From the entries below, extract every line that includes the word "heading".

(Records)
···

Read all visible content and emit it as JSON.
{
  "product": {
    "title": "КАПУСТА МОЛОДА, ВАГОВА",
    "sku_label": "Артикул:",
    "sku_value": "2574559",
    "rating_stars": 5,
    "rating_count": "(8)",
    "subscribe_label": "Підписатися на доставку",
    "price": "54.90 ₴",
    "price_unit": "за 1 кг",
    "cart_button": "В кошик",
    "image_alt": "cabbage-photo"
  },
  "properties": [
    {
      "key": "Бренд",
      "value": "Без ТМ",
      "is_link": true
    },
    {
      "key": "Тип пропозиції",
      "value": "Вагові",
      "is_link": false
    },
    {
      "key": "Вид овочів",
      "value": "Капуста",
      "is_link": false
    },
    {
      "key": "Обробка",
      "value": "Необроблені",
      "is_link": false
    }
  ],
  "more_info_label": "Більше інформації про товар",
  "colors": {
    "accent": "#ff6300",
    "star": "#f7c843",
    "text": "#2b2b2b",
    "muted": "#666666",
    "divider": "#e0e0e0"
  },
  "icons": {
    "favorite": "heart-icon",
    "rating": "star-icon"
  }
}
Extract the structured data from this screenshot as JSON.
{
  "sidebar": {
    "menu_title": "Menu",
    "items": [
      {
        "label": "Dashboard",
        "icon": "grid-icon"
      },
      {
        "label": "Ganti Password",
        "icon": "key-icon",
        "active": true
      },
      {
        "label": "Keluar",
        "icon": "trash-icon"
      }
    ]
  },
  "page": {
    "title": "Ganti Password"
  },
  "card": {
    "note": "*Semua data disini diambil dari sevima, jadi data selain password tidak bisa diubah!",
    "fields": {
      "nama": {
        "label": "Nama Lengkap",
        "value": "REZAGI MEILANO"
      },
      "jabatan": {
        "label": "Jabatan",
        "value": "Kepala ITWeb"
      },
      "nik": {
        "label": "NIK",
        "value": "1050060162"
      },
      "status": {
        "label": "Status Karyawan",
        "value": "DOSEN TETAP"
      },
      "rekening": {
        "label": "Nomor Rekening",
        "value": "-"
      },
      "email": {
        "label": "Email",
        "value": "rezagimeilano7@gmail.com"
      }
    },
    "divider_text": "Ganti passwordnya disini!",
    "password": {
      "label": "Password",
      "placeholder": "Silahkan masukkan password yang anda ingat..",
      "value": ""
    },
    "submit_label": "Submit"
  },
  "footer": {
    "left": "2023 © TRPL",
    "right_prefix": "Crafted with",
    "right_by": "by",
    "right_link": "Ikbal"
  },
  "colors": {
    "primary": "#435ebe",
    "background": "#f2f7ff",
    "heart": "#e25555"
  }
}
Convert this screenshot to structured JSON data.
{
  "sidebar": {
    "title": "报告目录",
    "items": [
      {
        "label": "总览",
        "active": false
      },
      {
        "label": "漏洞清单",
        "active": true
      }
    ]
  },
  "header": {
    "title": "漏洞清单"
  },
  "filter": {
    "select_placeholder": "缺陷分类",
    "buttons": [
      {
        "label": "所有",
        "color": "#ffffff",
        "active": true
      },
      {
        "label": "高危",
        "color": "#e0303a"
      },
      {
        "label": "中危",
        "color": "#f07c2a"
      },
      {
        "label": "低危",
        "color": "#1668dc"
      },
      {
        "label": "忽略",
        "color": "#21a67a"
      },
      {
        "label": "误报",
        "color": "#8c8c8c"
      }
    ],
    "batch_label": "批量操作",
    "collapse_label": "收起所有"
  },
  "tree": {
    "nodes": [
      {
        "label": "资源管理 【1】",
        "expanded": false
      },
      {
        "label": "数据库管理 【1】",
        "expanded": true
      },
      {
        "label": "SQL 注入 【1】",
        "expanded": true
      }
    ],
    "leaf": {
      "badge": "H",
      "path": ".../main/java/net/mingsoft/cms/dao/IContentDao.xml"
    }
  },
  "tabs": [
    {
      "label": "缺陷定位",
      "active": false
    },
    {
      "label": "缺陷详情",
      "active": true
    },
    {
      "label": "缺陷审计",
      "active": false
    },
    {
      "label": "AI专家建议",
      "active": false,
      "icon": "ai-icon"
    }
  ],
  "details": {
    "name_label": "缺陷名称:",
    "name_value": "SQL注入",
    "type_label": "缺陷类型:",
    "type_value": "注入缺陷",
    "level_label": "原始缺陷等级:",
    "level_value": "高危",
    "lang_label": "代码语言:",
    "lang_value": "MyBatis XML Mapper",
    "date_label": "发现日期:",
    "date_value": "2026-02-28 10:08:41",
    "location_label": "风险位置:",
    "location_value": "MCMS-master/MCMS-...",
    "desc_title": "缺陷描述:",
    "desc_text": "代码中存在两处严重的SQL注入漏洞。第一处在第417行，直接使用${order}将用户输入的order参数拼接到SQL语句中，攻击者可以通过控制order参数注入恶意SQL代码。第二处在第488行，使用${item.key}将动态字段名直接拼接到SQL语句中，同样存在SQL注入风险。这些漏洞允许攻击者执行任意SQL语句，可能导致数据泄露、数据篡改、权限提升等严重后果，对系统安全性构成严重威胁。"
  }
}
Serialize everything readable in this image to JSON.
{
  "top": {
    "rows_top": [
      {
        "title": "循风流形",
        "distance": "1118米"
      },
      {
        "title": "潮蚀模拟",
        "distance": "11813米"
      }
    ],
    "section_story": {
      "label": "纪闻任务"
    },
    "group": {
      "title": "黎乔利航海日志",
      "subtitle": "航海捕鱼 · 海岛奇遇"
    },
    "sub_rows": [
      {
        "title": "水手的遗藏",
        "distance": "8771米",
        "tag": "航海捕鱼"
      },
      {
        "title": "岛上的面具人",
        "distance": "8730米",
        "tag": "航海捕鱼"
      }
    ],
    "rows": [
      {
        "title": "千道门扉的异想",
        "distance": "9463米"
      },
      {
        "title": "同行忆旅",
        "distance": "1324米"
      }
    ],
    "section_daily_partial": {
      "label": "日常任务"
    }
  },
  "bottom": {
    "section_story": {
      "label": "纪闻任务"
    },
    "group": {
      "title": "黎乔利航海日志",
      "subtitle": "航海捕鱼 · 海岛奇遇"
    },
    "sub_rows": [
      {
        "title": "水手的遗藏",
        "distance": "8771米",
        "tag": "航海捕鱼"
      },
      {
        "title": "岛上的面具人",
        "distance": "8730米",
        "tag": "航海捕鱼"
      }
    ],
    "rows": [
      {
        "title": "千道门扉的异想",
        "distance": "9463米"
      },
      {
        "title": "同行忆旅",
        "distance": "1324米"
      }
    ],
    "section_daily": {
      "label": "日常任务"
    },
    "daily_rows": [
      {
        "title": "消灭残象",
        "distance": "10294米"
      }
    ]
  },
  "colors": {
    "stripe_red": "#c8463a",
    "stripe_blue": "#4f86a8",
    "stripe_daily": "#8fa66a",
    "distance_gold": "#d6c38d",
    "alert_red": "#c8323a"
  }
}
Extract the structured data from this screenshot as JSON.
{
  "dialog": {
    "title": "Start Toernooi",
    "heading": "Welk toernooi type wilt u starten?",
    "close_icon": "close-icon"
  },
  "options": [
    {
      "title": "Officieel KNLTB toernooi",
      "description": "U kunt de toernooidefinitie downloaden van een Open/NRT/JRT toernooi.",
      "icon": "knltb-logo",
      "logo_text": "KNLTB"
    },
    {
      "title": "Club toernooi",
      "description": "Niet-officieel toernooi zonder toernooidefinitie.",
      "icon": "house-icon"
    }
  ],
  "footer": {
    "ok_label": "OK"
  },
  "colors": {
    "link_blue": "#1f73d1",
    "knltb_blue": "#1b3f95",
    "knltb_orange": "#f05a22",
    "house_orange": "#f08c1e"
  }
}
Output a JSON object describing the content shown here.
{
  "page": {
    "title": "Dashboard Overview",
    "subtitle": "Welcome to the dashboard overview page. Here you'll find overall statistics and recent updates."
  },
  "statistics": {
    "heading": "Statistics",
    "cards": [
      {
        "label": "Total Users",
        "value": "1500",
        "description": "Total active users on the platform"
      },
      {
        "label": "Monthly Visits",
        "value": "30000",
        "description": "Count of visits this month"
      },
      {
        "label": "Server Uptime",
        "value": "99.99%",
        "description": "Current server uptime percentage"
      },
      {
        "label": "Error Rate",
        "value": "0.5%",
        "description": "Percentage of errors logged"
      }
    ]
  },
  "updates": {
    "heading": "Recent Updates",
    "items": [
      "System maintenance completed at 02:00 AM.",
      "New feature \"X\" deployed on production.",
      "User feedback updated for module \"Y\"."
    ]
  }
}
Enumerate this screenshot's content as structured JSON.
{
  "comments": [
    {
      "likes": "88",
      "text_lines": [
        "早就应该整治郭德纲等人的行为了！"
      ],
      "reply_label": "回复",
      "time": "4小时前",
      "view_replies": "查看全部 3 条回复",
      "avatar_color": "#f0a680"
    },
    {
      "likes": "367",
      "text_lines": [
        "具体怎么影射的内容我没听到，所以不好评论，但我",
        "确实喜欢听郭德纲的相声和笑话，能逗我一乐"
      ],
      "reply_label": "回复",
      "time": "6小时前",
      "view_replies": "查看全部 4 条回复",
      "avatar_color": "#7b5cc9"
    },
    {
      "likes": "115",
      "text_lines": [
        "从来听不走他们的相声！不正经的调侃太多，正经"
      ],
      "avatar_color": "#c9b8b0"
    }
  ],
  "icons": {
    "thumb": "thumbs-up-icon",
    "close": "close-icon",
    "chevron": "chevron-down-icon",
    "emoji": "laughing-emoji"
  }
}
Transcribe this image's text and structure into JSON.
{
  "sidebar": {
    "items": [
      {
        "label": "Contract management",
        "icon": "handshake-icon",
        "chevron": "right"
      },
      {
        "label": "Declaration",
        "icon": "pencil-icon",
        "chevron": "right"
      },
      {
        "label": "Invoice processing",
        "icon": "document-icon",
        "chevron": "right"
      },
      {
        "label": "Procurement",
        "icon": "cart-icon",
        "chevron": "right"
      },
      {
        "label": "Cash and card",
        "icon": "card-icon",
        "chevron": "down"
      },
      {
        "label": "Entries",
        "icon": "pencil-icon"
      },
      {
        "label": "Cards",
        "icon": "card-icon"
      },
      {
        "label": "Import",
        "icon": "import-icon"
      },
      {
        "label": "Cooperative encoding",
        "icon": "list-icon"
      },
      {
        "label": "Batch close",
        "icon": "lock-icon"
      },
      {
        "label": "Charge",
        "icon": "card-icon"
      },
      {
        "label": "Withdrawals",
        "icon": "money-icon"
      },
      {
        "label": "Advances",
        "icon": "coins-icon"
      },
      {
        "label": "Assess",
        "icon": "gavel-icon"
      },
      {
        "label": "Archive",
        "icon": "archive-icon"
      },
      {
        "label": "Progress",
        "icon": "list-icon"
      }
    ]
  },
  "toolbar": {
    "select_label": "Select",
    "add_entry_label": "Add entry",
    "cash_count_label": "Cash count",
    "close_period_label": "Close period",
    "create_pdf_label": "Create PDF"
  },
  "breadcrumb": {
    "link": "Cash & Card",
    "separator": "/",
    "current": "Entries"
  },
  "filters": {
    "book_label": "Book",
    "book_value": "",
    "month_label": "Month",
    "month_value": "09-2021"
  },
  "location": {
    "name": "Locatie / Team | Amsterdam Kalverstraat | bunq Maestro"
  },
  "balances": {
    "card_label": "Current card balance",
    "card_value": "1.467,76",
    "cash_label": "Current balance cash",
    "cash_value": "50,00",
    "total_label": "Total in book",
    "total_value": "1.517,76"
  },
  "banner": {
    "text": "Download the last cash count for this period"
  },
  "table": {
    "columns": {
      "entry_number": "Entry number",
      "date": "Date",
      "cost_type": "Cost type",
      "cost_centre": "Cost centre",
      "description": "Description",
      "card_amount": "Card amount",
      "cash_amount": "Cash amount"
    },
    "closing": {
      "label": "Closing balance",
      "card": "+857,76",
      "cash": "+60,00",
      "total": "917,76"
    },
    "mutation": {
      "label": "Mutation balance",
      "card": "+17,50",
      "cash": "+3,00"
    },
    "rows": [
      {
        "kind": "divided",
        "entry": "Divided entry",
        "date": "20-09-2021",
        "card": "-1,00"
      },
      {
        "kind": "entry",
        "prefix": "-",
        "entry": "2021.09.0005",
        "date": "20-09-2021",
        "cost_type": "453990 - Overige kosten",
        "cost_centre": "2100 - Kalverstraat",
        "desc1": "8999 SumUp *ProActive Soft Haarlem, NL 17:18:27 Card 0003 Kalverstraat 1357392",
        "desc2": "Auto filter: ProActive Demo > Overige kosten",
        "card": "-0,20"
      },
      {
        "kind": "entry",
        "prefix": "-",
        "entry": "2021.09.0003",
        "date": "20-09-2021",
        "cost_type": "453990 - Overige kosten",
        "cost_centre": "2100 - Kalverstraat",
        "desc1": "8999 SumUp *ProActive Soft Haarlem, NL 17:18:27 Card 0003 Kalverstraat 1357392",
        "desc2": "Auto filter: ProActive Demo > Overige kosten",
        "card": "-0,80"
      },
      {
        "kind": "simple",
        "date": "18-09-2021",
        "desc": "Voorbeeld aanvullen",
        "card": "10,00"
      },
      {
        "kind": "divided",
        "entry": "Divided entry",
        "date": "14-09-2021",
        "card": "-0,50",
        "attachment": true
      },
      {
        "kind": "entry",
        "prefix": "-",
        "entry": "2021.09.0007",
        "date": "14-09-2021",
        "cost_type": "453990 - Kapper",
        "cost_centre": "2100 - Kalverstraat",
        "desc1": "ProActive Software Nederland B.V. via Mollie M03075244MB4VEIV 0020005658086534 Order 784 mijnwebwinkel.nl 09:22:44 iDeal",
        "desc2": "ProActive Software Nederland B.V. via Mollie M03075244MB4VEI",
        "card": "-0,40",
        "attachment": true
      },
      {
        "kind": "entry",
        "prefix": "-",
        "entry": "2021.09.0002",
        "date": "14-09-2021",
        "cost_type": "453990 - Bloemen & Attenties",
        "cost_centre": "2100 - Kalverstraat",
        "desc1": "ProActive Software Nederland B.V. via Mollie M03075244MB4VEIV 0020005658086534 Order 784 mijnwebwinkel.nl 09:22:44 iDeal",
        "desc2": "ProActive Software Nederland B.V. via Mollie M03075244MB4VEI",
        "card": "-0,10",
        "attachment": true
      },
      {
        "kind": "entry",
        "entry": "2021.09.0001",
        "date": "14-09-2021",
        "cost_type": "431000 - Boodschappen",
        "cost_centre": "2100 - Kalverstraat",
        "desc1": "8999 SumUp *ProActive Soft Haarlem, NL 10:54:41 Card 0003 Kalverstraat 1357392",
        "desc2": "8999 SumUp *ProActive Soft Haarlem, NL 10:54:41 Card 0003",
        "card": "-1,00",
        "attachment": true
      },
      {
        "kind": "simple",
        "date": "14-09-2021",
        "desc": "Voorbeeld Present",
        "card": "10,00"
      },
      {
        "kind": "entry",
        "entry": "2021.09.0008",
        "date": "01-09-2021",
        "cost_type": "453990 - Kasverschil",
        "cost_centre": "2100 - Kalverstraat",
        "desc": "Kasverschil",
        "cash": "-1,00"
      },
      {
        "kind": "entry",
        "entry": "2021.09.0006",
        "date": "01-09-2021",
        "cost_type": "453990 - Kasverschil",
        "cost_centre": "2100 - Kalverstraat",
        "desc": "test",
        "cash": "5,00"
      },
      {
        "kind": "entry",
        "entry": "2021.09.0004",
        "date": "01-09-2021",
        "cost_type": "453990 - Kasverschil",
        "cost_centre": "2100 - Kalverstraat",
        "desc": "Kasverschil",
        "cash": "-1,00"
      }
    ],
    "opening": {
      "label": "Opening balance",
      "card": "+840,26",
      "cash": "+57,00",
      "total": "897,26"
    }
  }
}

···

TASK OUTPUT:
    "heading": "Welk toernooi type wilt u starten?",
    "heading": "Statistics",
    "heading": "Recent Updates",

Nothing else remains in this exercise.